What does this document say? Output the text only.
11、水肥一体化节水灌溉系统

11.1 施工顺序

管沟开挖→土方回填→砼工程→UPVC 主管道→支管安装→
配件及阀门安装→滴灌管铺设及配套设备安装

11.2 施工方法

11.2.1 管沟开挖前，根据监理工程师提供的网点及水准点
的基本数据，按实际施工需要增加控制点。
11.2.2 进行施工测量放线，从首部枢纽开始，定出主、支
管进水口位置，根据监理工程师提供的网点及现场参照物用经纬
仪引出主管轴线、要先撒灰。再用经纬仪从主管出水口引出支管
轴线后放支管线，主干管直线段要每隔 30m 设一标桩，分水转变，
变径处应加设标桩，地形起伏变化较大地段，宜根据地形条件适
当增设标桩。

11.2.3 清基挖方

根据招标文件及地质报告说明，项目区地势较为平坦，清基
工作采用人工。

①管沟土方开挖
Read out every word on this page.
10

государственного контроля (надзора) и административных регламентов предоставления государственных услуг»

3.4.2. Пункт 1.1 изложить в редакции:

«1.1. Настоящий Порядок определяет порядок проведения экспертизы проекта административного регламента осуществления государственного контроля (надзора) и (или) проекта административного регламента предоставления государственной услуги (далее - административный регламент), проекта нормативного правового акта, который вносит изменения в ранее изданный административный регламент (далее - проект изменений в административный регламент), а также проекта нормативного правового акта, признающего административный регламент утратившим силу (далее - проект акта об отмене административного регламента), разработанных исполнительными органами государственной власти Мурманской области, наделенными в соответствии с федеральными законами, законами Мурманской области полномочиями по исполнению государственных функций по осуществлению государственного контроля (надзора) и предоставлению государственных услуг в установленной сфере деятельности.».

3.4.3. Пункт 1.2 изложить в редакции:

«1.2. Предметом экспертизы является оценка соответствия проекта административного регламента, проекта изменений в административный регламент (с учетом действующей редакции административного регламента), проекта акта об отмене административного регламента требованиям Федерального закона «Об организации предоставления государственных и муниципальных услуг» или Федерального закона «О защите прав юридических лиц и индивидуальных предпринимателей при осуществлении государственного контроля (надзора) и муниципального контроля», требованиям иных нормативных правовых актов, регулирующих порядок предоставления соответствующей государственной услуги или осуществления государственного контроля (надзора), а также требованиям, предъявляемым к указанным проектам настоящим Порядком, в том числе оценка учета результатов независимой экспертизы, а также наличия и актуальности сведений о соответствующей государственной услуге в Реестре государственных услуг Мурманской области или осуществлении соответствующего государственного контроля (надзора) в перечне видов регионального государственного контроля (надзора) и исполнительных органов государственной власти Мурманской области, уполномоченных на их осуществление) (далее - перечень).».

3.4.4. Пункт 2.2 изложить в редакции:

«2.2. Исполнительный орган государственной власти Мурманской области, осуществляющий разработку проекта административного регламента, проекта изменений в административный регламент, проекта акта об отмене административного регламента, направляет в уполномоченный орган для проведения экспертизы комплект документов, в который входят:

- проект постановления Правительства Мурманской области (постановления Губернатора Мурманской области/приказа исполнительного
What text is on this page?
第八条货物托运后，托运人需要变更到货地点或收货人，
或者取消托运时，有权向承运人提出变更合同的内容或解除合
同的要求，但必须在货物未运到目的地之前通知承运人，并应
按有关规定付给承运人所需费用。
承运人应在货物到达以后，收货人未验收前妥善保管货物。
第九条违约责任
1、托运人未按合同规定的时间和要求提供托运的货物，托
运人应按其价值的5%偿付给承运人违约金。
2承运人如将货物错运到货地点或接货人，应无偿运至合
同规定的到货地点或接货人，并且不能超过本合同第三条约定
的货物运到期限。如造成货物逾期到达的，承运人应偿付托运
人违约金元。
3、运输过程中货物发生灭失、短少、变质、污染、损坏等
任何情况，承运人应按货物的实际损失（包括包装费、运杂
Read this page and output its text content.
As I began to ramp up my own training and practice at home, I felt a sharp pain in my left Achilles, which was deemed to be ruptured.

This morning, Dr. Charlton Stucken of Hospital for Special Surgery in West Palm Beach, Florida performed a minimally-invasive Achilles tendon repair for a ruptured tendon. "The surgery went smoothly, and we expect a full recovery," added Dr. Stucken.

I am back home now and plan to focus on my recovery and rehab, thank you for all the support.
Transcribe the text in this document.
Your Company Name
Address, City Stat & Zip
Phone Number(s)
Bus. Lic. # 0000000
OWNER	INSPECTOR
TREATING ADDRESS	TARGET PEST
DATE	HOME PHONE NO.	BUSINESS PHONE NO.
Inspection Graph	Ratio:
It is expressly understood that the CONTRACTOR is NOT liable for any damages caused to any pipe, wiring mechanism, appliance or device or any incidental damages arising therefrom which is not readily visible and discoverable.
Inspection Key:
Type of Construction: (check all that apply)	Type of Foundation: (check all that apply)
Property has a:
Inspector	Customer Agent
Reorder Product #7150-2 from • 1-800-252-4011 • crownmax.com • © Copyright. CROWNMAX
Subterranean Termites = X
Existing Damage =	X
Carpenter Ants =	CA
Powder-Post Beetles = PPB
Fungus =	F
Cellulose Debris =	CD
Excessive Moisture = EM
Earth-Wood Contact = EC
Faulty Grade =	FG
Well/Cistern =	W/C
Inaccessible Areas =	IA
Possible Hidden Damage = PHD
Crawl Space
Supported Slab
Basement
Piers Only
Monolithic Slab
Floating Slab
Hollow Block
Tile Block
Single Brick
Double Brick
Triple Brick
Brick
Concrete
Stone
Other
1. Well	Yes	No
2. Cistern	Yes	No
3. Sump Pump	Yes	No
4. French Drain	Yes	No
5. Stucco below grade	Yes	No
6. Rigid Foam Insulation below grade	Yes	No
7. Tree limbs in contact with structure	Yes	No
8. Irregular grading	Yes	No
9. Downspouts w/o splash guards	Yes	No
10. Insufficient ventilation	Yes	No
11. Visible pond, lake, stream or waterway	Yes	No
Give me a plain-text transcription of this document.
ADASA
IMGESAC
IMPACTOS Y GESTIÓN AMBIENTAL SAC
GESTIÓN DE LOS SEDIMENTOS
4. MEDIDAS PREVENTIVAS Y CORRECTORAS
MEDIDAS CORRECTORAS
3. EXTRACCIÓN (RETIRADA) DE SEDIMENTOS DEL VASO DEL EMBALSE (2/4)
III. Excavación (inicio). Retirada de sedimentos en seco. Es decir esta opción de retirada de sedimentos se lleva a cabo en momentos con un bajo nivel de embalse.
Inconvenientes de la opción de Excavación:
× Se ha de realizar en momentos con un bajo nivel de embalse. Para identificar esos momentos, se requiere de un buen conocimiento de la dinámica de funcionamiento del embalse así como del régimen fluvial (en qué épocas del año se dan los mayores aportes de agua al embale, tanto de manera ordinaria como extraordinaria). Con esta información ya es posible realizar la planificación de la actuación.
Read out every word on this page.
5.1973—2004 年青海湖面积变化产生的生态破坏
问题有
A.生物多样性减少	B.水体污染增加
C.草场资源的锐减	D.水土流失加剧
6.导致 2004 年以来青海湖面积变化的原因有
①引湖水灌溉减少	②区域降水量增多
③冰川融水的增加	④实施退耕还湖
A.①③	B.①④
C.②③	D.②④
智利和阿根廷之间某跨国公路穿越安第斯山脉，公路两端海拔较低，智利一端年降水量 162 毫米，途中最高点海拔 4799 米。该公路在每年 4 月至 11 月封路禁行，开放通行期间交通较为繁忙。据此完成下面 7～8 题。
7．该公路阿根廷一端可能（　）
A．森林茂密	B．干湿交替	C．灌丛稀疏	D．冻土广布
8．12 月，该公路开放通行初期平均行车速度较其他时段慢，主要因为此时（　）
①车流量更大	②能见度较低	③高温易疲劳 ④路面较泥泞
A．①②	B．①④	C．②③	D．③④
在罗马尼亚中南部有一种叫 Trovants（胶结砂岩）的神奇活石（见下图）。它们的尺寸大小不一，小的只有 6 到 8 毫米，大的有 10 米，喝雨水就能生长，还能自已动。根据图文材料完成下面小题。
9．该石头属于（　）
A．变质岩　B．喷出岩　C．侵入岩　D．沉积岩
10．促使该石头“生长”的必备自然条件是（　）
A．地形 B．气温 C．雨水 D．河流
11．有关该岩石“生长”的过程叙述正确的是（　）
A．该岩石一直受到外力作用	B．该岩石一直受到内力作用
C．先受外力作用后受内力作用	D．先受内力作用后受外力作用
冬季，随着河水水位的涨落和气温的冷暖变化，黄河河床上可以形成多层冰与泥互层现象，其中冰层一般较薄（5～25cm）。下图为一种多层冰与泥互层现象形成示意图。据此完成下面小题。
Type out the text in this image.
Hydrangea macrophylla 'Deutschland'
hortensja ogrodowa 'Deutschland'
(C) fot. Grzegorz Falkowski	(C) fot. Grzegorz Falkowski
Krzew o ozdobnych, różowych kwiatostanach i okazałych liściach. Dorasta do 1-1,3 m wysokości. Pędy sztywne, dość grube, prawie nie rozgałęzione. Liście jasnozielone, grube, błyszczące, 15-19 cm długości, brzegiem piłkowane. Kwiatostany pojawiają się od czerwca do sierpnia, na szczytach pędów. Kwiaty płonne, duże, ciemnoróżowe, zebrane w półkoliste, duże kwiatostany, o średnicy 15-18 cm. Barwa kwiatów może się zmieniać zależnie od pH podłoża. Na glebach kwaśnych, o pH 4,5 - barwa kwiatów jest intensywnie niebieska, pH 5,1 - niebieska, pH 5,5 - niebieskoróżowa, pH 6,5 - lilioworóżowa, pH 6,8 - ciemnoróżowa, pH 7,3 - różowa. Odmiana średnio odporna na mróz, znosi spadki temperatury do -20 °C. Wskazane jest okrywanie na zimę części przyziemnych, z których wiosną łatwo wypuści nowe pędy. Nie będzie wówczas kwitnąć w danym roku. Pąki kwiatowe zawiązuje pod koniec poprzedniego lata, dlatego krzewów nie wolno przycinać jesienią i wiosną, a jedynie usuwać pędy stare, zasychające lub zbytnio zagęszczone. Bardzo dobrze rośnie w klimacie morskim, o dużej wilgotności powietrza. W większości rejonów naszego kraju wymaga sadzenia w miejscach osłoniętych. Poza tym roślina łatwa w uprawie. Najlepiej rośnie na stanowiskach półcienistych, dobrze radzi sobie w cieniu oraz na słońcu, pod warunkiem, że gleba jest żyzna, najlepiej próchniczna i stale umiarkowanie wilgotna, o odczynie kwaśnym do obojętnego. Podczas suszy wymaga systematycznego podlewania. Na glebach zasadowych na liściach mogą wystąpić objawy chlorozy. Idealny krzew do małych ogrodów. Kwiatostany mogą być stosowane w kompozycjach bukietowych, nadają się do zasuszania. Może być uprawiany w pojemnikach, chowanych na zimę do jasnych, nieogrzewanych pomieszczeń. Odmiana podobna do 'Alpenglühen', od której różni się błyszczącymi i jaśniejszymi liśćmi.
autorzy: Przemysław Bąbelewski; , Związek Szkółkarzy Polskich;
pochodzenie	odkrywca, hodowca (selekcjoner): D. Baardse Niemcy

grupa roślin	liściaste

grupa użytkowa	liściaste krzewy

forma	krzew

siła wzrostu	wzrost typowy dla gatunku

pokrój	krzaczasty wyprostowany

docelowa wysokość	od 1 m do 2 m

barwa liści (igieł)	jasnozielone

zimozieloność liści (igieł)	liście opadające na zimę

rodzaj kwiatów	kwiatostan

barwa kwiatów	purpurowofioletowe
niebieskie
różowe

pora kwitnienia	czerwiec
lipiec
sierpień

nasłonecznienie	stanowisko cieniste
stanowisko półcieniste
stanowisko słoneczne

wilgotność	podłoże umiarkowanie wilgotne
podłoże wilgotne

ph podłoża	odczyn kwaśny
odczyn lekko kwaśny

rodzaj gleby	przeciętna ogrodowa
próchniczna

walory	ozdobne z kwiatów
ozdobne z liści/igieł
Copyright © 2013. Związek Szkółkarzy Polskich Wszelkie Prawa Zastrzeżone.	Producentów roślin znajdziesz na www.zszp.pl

• _TO DO_
Within the material above, find the lines that contain the word "Inspection"; copy them.

• _RESPONSE BELOW_
Inspection Graph	Ratio:
Inspection Key:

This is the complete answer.